> _WHAT IS NEEDED_: Check the listing below for lines that hold "signal". How many are there? Please give only the number.

> _DATA LINES_:
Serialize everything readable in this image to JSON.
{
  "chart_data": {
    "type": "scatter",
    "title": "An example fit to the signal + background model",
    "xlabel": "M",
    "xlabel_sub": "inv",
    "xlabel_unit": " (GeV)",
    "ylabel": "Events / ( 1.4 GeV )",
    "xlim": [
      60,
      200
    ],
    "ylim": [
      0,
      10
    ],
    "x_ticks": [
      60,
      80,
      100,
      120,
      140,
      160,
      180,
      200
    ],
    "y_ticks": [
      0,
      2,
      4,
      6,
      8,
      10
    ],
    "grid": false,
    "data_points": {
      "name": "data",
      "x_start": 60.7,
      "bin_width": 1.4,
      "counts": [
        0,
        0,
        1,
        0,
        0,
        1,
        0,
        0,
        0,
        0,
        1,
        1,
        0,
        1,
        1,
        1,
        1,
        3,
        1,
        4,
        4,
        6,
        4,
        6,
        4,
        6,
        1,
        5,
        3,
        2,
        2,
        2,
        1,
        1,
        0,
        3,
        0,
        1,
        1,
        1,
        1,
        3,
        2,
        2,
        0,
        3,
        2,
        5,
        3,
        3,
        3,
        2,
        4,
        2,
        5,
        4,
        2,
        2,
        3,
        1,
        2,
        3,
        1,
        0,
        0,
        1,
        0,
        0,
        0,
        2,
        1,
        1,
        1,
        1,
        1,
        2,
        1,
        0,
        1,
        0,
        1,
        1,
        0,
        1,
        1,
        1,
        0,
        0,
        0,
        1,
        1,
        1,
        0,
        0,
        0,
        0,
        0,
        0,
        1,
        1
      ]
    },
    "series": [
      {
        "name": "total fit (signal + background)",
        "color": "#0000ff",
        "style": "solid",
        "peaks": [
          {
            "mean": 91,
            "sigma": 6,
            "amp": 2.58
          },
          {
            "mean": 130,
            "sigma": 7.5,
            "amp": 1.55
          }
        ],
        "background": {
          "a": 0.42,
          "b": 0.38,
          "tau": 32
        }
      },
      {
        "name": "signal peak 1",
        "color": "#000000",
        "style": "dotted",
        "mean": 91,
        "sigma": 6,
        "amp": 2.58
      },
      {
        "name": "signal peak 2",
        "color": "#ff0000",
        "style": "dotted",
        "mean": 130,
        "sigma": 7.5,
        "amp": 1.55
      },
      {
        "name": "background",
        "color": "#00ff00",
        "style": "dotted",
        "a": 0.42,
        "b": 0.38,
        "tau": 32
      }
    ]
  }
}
...
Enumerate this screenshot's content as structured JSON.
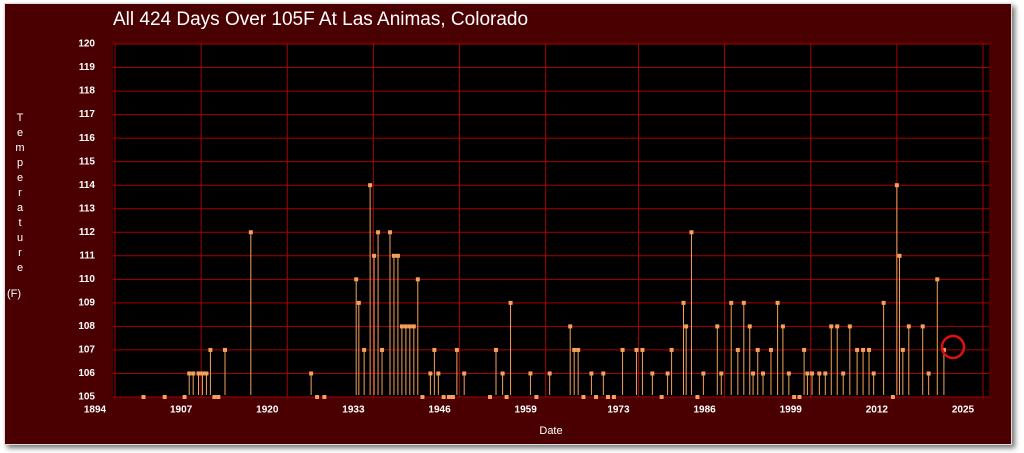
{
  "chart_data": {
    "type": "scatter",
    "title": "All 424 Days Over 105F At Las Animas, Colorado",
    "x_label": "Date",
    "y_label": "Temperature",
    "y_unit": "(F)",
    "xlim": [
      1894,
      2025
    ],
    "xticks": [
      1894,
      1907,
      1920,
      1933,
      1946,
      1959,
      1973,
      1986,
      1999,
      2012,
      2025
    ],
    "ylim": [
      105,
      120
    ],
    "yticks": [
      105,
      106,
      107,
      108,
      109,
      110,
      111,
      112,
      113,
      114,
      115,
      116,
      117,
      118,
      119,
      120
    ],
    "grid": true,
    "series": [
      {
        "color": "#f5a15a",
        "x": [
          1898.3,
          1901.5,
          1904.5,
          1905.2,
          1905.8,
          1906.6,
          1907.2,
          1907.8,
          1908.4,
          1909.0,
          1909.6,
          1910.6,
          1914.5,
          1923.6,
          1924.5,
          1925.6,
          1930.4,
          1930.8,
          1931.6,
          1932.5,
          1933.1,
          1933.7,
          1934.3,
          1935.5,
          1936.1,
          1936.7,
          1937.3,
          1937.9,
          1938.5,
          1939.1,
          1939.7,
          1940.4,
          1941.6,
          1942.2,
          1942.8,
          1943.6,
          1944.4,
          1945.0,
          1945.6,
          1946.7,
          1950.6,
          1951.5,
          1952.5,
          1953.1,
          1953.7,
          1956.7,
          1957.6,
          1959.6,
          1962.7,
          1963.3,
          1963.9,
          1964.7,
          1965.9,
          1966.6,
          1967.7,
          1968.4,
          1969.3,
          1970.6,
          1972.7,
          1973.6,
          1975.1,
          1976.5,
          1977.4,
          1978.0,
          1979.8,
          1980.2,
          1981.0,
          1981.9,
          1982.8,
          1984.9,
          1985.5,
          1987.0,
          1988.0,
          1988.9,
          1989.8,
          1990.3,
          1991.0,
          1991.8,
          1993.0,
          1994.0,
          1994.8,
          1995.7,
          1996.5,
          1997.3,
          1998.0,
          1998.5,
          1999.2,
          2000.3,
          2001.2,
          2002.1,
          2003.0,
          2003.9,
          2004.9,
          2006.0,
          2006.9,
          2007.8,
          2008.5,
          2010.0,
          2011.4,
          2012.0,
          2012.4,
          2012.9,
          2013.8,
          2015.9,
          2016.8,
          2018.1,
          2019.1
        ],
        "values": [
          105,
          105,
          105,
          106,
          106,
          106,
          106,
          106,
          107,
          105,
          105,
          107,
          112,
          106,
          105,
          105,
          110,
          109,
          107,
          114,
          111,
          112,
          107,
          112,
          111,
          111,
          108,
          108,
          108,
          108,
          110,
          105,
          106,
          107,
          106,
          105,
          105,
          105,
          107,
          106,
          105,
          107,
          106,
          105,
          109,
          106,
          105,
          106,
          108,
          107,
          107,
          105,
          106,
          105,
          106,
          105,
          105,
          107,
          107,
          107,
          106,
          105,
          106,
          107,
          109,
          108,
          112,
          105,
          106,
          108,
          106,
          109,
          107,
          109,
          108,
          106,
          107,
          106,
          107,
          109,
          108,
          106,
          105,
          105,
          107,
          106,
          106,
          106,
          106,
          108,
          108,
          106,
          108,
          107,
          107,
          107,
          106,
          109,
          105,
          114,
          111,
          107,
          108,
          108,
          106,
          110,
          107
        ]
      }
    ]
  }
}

> _ANSWER TO THE TASK_: 4